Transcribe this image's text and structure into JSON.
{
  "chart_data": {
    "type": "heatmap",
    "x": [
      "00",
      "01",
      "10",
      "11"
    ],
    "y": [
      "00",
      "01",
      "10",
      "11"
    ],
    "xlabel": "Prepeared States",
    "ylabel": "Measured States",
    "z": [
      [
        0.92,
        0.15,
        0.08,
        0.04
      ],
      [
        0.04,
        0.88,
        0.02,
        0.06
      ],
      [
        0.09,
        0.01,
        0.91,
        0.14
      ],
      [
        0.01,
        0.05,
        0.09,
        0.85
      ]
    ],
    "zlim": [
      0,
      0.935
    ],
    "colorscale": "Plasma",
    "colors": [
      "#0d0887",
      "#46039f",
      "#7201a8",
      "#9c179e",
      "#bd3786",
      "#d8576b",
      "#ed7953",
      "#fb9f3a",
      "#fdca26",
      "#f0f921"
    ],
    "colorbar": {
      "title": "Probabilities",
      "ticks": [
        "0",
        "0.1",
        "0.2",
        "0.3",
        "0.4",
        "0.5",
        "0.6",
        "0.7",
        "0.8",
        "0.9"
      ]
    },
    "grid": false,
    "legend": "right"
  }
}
┄┄┄┄┄┄┄┄┄┄┄┄┄┄┄┄┄┄┄┄
» **PROMPT**
Of the lines above, how many include the word "States"? Reply with the number only.

» **SOLUTION TO THIS EXERCISE**
2